Directions: Turn the items, from their first line through the line containing "- condiment-items: Ketchup", into a Markdown table with the columns No. and Line, numbering the rows and leaving out blank lines.
# Extracted information start
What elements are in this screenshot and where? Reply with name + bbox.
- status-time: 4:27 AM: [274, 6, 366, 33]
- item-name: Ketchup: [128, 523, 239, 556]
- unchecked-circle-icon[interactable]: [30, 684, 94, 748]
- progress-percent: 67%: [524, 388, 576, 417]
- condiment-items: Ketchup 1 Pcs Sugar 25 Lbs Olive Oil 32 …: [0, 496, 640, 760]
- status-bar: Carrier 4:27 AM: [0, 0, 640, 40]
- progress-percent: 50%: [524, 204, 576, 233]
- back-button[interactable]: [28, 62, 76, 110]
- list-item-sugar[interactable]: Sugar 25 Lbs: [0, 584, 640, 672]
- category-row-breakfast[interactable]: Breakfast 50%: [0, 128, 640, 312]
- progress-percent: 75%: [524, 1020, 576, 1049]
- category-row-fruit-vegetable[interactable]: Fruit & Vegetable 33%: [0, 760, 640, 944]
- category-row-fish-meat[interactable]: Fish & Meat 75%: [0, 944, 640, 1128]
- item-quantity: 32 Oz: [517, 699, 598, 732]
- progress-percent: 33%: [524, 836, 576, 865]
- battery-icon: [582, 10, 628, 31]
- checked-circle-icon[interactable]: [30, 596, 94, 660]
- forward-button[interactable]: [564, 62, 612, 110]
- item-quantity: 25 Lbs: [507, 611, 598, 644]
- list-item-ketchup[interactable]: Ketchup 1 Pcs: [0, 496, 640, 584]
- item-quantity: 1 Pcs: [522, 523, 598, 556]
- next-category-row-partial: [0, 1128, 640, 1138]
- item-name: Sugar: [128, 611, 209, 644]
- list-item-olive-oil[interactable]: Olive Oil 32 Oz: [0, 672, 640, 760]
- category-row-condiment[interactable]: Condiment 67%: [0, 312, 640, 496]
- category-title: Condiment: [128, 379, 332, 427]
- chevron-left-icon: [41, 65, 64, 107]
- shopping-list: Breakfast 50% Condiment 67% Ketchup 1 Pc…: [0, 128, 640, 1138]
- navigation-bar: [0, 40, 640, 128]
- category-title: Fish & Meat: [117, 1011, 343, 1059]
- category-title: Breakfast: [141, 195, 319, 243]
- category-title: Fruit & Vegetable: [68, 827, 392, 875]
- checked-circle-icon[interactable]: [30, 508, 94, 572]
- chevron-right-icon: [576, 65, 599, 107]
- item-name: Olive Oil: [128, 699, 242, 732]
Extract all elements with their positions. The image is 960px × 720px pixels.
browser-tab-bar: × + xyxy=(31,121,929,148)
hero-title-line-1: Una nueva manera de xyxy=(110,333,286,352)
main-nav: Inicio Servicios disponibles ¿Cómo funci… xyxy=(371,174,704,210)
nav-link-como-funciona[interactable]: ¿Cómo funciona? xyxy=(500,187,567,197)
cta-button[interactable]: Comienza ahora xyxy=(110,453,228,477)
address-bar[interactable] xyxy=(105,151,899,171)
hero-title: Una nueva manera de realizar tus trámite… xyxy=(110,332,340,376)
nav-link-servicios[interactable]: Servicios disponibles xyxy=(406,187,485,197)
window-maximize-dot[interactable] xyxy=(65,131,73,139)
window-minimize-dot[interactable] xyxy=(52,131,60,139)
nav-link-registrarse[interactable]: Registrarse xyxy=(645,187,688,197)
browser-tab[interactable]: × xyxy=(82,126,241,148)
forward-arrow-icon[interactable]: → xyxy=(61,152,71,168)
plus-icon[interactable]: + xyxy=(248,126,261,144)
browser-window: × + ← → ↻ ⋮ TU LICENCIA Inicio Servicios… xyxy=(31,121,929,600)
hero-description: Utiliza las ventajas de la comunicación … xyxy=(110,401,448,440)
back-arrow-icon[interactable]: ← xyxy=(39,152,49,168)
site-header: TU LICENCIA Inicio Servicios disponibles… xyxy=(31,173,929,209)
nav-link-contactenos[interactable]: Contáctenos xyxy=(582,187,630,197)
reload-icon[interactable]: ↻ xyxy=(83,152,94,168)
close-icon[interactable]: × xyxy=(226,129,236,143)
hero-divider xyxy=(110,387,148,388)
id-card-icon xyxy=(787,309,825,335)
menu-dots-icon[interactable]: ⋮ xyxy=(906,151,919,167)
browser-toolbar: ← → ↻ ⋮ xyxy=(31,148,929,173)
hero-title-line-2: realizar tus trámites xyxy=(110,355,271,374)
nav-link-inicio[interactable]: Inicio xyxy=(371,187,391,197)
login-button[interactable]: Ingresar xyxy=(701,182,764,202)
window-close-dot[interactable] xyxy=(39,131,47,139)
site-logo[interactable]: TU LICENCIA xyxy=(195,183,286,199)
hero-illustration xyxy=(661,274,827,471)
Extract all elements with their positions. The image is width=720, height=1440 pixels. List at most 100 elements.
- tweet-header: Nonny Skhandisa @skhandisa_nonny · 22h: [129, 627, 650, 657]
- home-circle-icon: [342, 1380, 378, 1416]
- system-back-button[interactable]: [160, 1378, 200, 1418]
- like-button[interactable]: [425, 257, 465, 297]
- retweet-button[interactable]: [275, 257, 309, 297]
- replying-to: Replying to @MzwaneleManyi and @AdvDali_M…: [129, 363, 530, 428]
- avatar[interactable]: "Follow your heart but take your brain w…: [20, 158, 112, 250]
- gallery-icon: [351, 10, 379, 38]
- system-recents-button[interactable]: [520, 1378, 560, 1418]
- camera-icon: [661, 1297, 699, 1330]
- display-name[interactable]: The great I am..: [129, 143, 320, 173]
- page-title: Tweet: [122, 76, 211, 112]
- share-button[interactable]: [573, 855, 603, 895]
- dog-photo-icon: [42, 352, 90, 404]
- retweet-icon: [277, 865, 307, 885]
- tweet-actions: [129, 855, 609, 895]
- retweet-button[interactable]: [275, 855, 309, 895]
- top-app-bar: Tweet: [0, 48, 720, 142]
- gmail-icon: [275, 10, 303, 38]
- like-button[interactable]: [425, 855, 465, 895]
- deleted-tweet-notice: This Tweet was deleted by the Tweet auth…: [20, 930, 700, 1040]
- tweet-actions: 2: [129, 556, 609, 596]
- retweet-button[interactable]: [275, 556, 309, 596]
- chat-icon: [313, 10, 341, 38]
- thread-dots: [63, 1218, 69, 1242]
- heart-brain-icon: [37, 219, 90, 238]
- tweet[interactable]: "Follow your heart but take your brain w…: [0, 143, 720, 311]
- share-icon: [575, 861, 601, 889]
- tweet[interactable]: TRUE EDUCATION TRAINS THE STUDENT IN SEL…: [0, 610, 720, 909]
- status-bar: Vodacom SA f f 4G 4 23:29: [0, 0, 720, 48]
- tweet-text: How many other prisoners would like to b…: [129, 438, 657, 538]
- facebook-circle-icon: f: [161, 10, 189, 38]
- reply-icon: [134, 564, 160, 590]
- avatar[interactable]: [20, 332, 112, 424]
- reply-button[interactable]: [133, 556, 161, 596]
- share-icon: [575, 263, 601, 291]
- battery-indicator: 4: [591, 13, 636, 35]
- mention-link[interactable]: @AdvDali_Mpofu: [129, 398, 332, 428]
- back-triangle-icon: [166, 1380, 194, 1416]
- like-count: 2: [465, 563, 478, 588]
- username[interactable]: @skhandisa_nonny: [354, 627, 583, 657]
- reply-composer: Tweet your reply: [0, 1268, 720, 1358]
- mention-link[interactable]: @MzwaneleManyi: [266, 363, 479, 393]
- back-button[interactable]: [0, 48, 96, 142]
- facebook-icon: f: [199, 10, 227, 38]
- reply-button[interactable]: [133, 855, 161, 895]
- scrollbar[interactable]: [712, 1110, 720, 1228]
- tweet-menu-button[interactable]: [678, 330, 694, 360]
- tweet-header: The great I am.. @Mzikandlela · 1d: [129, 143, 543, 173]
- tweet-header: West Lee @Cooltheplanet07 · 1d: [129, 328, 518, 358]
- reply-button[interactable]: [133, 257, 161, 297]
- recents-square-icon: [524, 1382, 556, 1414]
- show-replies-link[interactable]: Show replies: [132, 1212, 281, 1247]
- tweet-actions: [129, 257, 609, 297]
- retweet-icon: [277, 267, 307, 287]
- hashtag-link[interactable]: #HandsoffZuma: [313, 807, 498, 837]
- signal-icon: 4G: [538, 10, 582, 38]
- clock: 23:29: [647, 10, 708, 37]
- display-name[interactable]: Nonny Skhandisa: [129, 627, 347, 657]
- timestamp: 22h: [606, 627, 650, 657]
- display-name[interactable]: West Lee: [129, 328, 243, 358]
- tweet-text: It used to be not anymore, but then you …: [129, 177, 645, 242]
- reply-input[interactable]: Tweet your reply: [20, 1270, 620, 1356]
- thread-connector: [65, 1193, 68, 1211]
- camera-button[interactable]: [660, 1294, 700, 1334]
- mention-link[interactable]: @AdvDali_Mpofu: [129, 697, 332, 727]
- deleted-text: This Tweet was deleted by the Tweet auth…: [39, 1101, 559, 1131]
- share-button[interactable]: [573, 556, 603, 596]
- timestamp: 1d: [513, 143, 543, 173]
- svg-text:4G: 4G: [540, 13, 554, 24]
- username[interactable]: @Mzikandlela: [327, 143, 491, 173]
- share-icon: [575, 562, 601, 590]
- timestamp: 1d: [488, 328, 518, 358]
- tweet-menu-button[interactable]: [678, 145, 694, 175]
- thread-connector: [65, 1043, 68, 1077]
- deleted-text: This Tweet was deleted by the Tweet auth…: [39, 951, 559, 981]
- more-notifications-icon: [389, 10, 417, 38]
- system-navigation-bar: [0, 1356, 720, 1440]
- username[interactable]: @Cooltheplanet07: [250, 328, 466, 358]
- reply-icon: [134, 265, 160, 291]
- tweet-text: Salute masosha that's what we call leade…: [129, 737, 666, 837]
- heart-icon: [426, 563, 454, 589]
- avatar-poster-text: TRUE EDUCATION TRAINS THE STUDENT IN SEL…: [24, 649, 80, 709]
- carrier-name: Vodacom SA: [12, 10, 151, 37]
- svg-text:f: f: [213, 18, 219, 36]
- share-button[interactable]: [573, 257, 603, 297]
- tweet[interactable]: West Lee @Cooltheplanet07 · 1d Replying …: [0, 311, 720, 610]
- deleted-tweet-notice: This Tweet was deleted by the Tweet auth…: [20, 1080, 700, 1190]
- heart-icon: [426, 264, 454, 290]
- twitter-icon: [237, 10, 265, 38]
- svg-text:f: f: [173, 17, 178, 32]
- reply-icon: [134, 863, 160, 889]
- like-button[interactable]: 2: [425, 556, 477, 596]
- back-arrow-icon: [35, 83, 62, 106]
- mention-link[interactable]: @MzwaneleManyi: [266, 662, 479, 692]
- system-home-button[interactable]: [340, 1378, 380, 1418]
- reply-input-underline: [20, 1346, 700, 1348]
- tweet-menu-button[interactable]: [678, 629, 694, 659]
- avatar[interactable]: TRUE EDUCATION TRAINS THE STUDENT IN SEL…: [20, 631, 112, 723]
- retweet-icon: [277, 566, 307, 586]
# Extracted information end
Task solution:
| No. | Line |
|---|---|
| 1 | What elements are in this screenshot and where? Reply with name + bbox. |
| 2 | - status-time: 4:27 AM: [274, 6, 366, 33] |
| 3 | - item-name: Ketchup: [128, 523, 239, 556] |
| 4 | - unchecked-circle-icon[interactable]: [30, 684, 94, 748] |
| 5 | - progress-percent: 67%: [524, 388, 576, 417] |
| 6 | - condiment-items: Ketchup 1 Pcs Sugar 25 Lbs Olive Oil 32 …: [0, 496, 640, 760] |